### [Request]
Look through the data for the string "folder". Copy every line where it is found.

Stored items from a collection
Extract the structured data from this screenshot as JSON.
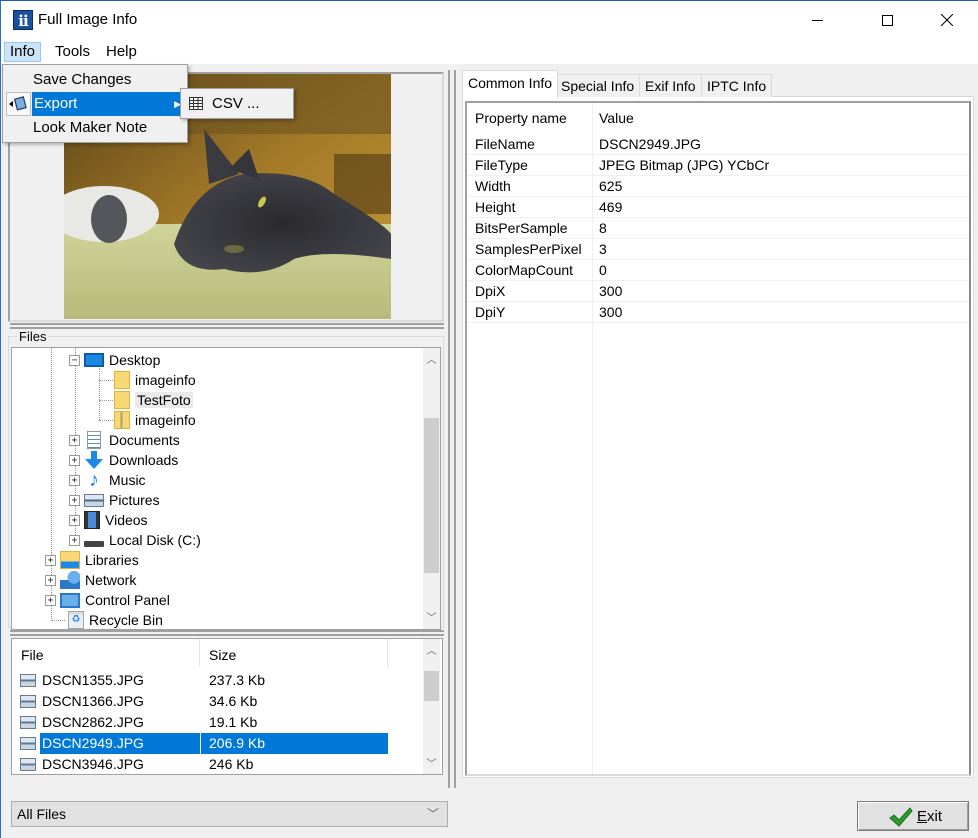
{
  "window": {
    "title": "Full Image Info",
    "app_icon_text": "ii",
    "controls": {
      "minimize": "minimize-icon",
      "maximize": "maximize-icon",
      "close": "close-icon"
    }
  },
  "menubar": {
    "items": [
      {
        "label": "Info",
        "active": true
      },
      {
        "label": "Tools",
        "active": false
      },
      {
        "label": "Help",
        "active": false
      }
    ]
  },
  "info_menu": {
    "items": [
      {
        "label": "Save Changes",
        "highlighted": false
      },
      {
        "label": "Export",
        "highlighted": true,
        "has_submenu": true,
        "icon": "export-icon"
      },
      {
        "label": "Look Maker Note",
        "highlighted": false
      }
    ],
    "export_submenu": {
      "items": [
        {
          "label": "CSV ...",
          "icon": "table-icon"
        }
      ]
    }
  },
  "files_panel": {
    "legend": "Files",
    "tree": [
      {
        "label": "Desktop",
        "level": 2,
        "expander": "-",
        "icon": "desktop-icon"
      },
      {
        "label": "imageinfo",
        "level": 3,
        "expander": null,
        "icon": "folder-icon"
      },
      {
        "label": "TestFoto",
        "level": 3,
        "expander": null,
        "icon": "folder-icon",
        "highlighted": true
      },
      {
        "label": "imageinfo",
        "level": 3,
        "expander": null,
        "icon": "zip-folder-icon"
      },
      {
        "label": "Documents",
        "level": 2,
        "expander": "+",
        "icon": "documents-icon"
      },
      {
        "label": "Downloads",
        "level": 2,
        "expander": "+",
        "icon": "downloads-icon"
      },
      {
        "label": "Music",
        "level": 2,
        "expander": "+",
        "icon": "music-icon"
      },
      {
        "label": "Pictures",
        "level": 2,
        "expander": "+",
        "icon": "pictures-icon"
      },
      {
        "label": "Videos",
        "level": 2,
        "expander": "+",
        "icon": "videos-icon"
      },
      {
        "label": "Local Disk (C:)",
        "level": 2,
        "expander": "+",
        "icon": "drive-icon"
      },
      {
        "label": "Libraries",
        "level": 1,
        "expander": "+",
        "icon": "libraries-icon"
      },
      {
        "label": "Network",
        "level": 1,
        "expander": "+",
        "icon": "network-icon"
      },
      {
        "label": "Control Panel",
        "level": 1,
        "expander": "+",
        "icon": "control-panel-icon"
      },
      {
        "label": "Recycle Bin",
        "level": 1,
        "expander": null,
        "icon": "recycle-bin-icon"
      }
    ]
  },
  "file_list": {
    "columns": [
      "File",
      "Size"
    ],
    "rows": [
      {
        "name": "DSCN1355.JPG",
        "size": "237.3 Kb",
        "selected": false
      },
      {
        "name": "DSCN1366.JPG",
        "size": "34.6 Kb",
        "selected": false
      },
      {
        "name": "DSCN2862.JPG",
        "size": "19.1 Kb",
        "selected": false
      },
      {
        "name": "DSCN2949.JPG",
        "size": "206.9 Kb",
        "selected": true
      },
      {
        "name": "DSCN3946.JPG",
        "size": "246 Kb",
        "selected": false
      }
    ]
  },
  "filter": {
    "selected": "All Files"
  },
  "tabs": [
    {
      "label": "Common Info",
      "active": true
    },
    {
      "label": "Special Info",
      "active": false
    },
    {
      "label": "Exif Info",
      "active": false
    },
    {
      "label": "IPTC Info",
      "active": false
    }
  ],
  "properties": {
    "columns": [
      "Property name",
      "Value"
    ],
    "rows": [
      {
        "name": "FileName",
        "value": "DSCN2949.JPG"
      },
      {
        "name": "FileType",
        "value": "JPEG Bitmap (JPG) YCbCr"
      },
      {
        "name": "Width",
        "value": "625"
      },
      {
        "name": "Height",
        "value": "469"
      },
      {
        "name": "BitsPerSample",
        "value": "8"
      },
      {
        "name": "SamplesPerPixel",
        "value": "3"
      },
      {
        "name": "ColorMapCount",
        "value": "0"
      },
      {
        "name": "DpiX",
        "value": "300"
      },
      {
        "name": "DpiY",
        "value": "300"
      }
    ]
  },
  "exit_button": {
    "label_accel": "E",
    "label_rest": "xit",
    "icon": "checkmark-icon"
  },
  "colors": {
    "selection": "#0078d7",
    "menu_active": "#cce4f7",
    "check_green": "#2e9b2e"
  }
}
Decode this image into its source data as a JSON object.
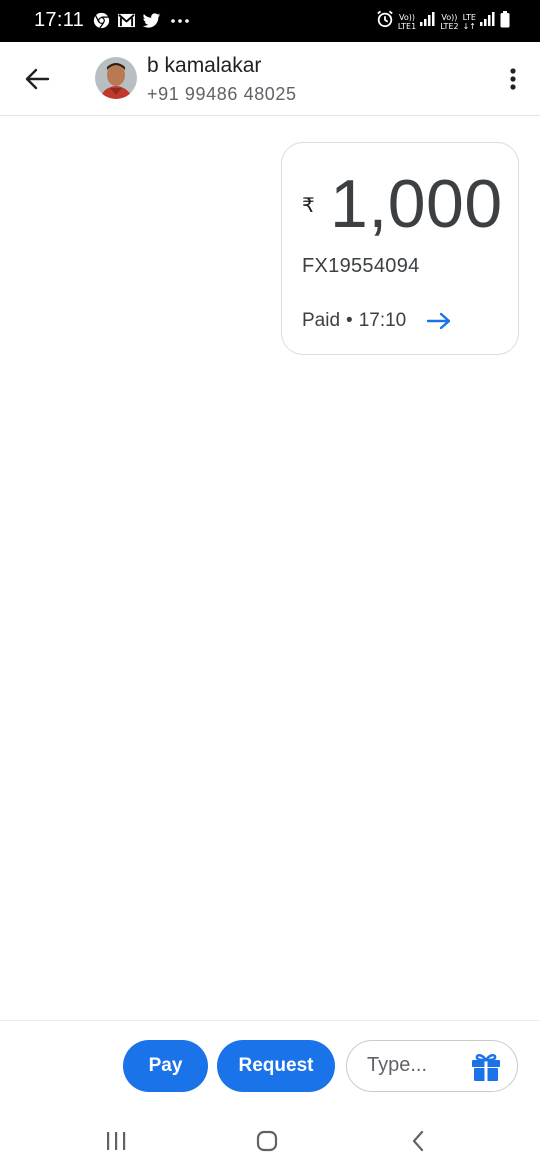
{
  "status_bar": {
    "time": "17:11",
    "notification_icons": [
      "chrome-icon",
      "gmail-icon",
      "twitter-icon",
      "more-dots-icon"
    ],
    "sim1_label_top": "Vo))",
    "sim1_label_bottom": "LTE1",
    "sim2_label_top": "Vo))",
    "sim2_label_bottom": "LTE2",
    "data_label": "LTE"
  },
  "header": {
    "contact_name": "b kamalakar",
    "contact_phone": "+91 99486 48025"
  },
  "payment": {
    "currency_symbol": "₹",
    "amount": "1,000",
    "transaction_id": "FX19554094",
    "status": "Paid",
    "separator": "•",
    "time": "17:10"
  },
  "actions": {
    "pay_label": "Pay",
    "request_label": "Request",
    "message_placeholder": "Type..."
  },
  "colors": {
    "accent": "#1a73e8",
    "text_primary": "#202124",
    "text_secondary": "#5f6368",
    "card_border": "#dadce0"
  }
}
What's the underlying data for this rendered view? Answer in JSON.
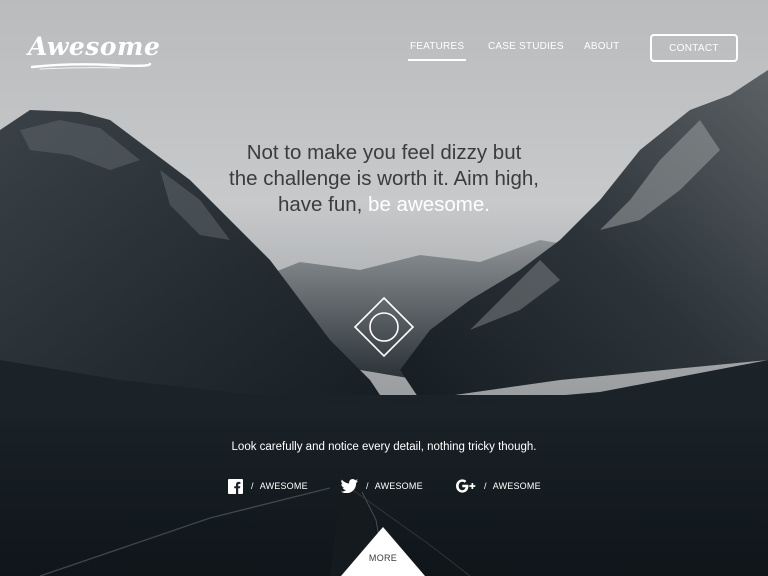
{
  "brand": {
    "logo_text": "Awesome"
  },
  "nav": {
    "items": [
      {
        "label": "FEATURES",
        "active": true
      },
      {
        "label": "CASE STUDIES",
        "active": false
      },
      {
        "label": "ABOUT",
        "active": false
      }
    ],
    "contact_label": "CONTACT"
  },
  "hero": {
    "line1": "Not to make you feel dizzy but",
    "line2": "the challenge is worth it. Aim high,",
    "line3_start": "have fun, ",
    "line3_highlight": "be awesome."
  },
  "tagline": "Look carefully and notice every detail, nothing tricky though.",
  "social": [
    {
      "icon": "facebook-icon",
      "separator": "/",
      "label": "AWESOME"
    },
    {
      "icon": "twitter-icon",
      "separator": "/",
      "label": "AWESOME"
    },
    {
      "icon": "google-plus-icon",
      "separator": "/",
      "label": "AWESOME"
    }
  ],
  "more_label": "MORE",
  "colors": {
    "sky": "#c2c4c6",
    "mountain_dark": "#1f272d",
    "accent_white": "#ffffff"
  }
}
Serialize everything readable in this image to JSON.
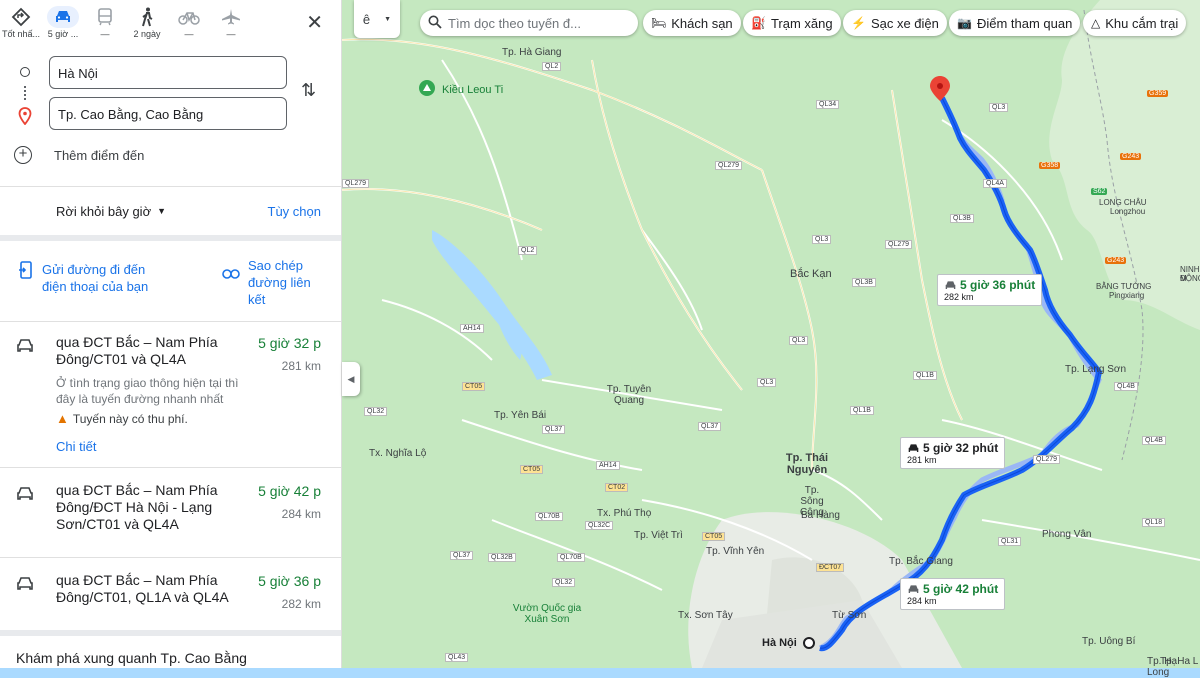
{
  "modes": [
    {
      "icon": "best-mode-icon",
      "label": "Tốt nhấ..."
    },
    {
      "icon": "car-icon",
      "label": "5 giờ ..."
    },
    {
      "icon": "transit-icon",
      "label": "—"
    },
    {
      "icon": "walk-icon",
      "label": "2 ngày"
    },
    {
      "icon": "bike-icon",
      "label": "—"
    },
    {
      "icon": "flight-icon",
      "label": "—"
    }
  ],
  "origin": "Hà Nội",
  "destination": "Tp. Cao Bằng, Cao Bằng",
  "add_destination": "Thêm điểm đến",
  "depart_label": "Rời khỏi bây giờ",
  "options_label": "Tùy chọn",
  "send_to_phone": "Gửi đường đi đến điện thoại của bạn",
  "copy_link": "Sao chép đường liên kết",
  "routes": [
    {
      "title": "qua ĐCT Bắc – Nam Phía Đông/CT01 và QL4A",
      "time": "5 giờ 32 p",
      "distance": "281 km",
      "desc": "Ở tình trạng giao thông hiện tại thì đây là tuyến đường nhanh nhất",
      "warning": "Tuyến này có thu phí.",
      "details": "Chi tiết"
    },
    {
      "title": "qua ĐCT Bắc – Nam Phía Đông/ĐCT Hà Nội - Lạng Sơn/CT01 và QL4A",
      "time": "5 giờ 42 p",
      "distance": "284 km"
    },
    {
      "title": "qua ĐCT Bắc – Nam Phía Đông/CT01, QL1A và QL4A",
      "time": "5 giờ 36 p",
      "distance": "282 km"
    }
  ],
  "explore": "Khám phá xung quanh Tp. Cao Bằng",
  "search_placeholder": "Tìm dọc theo tuyến đ...",
  "chips": [
    "Khách sạn",
    "Trạm xăng",
    "Sạc xe điện",
    "Điểm tham quan",
    "Khu cắm trại"
  ],
  "callouts": [
    {
      "time": "5 giờ 36 phút",
      "distance": "282 km"
    },
    {
      "time": "5 giờ 32 phút",
      "distance": "281 km"
    },
    {
      "time": "5 giờ 42 phút",
      "distance": "284 km"
    }
  ],
  "map_labels": {
    "cities": [
      "Tp. Hà Giang",
      "Kiều Leou Ti",
      "Bắc Kạn",
      "Tp. Tuyên Quang",
      "Tp. Yên Bái",
      "Tx. Nghĩa Lộ",
      "Tp. Thái Nguyên",
      "Tp. Sông Công",
      "Ba Hàng",
      "Tx. Phú Thọ",
      "Tp. Việt Trì",
      "Tp. Vĩnh Yên",
      "Tp. Bắc Giang",
      "Tx. Sơn Tây",
      "Từ Sơn",
      "Hà Nội",
      "Vườn Quốc gia Xuân Sơn",
      "Tp. Lạng Sơn",
      "Phong Vân",
      "Tp. Uông Bí",
      "Tp. Hạ Long",
      "LONG CHÂU",
      "Longzhou",
      "BẰNG TƯỜNG",
      "Pingxiang",
      "NINH M",
      "ĐỘNG",
      "Tp. Ha L"
    ],
    "roads": [
      "QL2",
      "QL34",
      "QL3",
      "QL279",
      "QL4A",
      "QL3B",
      "QL2",
      "QL3",
      "QL279",
      "QL3B",
      "QL3",
      "AH14",
      "CT05",
      "QL32",
      "QL37",
      "QL3",
      "QL1B",
      "QL1B",
      "QL4B",
      "QL37",
      "CT05",
      "AH14",
      "CT02",
      "QL70B",
      "QL32C",
      "QL37",
      "QL32B",
      "QL70B",
      "CT05",
      "ĐCT07",
      "QL32",
      "QL279",
      "QL31",
      "QL4B",
      "QL43",
      "QL18",
      "QL279",
      "G359",
      "G358",
      "G243",
      "S62",
      "G243",
      "QL4B",
      "QL18",
      "QL31",
      "QL37",
      "CT07",
      "QL32"
    ]
  },
  "colors": {
    "route": "#1a63f5",
    "route_alt": "#9ab7f5",
    "accent": "#1a73e8",
    "green": "#188038"
  }
}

### [Result for this task]
        "icon": "folder-icon"
        "icon": "folder-icon",
        "icon": "zip-folder-icon"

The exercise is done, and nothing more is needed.